Stated task: Identify the lines that contain the string "GeoSphere" and copy all of them.

Input rows:

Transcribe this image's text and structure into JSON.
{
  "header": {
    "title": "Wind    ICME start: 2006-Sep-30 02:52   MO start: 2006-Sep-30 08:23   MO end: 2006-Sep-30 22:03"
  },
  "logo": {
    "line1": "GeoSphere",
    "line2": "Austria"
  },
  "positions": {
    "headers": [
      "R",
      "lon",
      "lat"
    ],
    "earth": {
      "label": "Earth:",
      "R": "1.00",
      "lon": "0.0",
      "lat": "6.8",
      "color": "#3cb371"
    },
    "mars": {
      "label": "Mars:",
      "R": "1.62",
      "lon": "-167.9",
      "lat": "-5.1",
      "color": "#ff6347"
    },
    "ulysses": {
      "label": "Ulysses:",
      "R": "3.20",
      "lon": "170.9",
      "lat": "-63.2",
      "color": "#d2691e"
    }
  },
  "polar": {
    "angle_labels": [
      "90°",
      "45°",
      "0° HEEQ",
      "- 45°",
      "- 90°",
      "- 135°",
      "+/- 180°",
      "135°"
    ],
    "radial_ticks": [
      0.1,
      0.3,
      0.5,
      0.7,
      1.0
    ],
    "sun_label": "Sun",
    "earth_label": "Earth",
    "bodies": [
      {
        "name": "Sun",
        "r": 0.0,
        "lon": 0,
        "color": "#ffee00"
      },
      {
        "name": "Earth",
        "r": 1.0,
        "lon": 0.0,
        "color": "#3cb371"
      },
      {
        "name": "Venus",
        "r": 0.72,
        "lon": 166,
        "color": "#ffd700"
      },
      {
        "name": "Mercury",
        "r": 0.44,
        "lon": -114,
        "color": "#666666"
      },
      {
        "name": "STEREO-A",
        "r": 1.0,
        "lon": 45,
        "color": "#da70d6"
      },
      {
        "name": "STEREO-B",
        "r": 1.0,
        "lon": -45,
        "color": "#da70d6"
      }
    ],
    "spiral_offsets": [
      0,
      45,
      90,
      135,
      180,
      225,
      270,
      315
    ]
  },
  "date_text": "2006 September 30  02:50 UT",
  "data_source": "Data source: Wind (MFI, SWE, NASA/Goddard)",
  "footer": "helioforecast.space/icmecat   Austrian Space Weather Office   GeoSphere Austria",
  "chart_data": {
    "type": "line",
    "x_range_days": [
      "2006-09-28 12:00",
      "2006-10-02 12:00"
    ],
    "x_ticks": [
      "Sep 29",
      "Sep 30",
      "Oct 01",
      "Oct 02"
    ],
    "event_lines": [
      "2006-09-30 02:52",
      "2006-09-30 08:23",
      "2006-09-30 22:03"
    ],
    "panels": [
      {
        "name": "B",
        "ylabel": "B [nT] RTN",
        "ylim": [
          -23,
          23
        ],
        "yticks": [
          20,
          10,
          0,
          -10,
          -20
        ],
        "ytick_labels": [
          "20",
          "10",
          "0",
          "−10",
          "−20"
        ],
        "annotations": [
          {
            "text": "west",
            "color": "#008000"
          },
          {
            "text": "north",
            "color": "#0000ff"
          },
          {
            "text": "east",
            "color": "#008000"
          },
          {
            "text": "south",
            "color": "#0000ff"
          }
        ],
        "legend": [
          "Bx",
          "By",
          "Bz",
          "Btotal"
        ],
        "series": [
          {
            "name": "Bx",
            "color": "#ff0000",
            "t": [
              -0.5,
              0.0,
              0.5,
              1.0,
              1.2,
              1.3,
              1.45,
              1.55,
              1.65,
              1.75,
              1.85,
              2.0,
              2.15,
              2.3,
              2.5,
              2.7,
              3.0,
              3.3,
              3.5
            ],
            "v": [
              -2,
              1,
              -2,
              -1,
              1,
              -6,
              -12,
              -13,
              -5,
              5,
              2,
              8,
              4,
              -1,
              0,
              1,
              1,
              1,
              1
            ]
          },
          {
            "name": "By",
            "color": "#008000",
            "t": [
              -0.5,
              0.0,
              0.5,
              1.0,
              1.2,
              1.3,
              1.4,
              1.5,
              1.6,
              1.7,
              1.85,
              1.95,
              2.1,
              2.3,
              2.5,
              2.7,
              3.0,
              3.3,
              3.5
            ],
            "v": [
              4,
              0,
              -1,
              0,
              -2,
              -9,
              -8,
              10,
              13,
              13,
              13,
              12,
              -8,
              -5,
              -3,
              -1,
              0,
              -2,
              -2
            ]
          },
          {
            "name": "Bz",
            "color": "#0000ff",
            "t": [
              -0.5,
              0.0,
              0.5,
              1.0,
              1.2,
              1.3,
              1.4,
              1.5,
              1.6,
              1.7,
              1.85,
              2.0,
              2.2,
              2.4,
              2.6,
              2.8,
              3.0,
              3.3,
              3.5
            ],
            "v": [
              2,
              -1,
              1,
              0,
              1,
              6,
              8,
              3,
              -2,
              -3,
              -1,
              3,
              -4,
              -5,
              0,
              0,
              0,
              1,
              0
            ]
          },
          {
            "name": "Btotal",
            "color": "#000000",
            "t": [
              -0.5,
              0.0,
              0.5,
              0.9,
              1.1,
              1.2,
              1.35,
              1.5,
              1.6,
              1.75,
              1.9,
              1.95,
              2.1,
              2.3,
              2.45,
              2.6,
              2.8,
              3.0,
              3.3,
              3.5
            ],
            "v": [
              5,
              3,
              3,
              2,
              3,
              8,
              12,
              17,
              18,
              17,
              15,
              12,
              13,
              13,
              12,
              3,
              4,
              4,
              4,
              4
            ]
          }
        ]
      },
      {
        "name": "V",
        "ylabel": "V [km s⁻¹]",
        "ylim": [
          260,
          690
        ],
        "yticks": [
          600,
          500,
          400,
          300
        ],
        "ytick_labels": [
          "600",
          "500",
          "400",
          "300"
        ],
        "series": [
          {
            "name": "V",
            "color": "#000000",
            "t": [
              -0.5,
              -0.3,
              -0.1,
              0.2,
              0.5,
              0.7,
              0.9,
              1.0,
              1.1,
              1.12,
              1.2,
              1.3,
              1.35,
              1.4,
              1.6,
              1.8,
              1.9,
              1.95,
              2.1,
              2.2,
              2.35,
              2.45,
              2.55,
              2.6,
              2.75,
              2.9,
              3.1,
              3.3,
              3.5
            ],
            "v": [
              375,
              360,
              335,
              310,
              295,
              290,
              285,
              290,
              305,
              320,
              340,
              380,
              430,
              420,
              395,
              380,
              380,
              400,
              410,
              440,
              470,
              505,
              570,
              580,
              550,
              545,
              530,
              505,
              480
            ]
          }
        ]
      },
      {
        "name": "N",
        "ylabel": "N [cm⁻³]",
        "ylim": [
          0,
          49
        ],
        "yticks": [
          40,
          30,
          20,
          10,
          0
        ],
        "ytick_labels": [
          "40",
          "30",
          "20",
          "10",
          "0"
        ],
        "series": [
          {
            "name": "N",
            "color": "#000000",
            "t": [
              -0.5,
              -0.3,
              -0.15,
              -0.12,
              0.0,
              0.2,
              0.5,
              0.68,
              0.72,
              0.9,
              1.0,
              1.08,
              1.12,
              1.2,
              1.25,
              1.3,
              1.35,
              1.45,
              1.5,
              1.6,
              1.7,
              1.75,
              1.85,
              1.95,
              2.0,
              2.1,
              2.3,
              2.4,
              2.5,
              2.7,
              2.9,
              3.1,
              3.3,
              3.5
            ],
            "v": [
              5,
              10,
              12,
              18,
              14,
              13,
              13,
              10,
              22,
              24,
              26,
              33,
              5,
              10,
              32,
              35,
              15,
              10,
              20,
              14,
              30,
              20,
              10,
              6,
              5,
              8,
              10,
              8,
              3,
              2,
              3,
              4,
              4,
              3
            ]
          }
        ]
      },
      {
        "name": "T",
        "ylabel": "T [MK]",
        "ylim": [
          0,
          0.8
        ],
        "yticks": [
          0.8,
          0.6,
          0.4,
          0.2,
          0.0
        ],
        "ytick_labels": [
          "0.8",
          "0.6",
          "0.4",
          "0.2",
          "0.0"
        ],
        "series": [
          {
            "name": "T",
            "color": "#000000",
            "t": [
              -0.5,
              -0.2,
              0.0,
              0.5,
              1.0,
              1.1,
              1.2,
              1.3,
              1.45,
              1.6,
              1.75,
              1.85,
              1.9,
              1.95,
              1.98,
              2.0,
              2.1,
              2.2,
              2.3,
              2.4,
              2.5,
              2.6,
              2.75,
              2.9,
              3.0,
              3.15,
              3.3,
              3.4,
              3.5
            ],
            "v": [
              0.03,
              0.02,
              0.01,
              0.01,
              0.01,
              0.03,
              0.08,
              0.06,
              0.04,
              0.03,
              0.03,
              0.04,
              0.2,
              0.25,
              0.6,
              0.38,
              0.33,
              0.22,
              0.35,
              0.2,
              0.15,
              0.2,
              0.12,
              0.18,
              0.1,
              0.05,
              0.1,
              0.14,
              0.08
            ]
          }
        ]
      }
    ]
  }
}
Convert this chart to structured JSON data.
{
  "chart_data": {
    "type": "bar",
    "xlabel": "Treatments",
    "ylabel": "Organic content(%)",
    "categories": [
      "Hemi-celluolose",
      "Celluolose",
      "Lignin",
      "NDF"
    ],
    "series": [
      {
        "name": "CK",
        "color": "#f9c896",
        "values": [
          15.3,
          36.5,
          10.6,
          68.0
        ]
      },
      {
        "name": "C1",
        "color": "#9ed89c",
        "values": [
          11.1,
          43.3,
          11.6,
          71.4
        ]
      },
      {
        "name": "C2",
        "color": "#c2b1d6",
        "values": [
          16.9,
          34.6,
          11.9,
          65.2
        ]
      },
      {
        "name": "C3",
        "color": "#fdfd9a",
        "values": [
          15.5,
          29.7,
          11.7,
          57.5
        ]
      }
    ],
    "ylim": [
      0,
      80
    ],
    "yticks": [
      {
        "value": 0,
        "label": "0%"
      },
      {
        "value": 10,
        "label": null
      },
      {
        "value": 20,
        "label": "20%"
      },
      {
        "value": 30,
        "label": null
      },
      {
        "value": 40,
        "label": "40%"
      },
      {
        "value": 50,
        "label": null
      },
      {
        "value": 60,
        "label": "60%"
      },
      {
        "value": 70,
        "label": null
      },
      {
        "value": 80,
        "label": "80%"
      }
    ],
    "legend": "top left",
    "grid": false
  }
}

Task output:
    "line1": "GeoSphere",
  "footer": "helioforecast.space/icmecat   Austrian Space Weather Office   GeoSphere Austria",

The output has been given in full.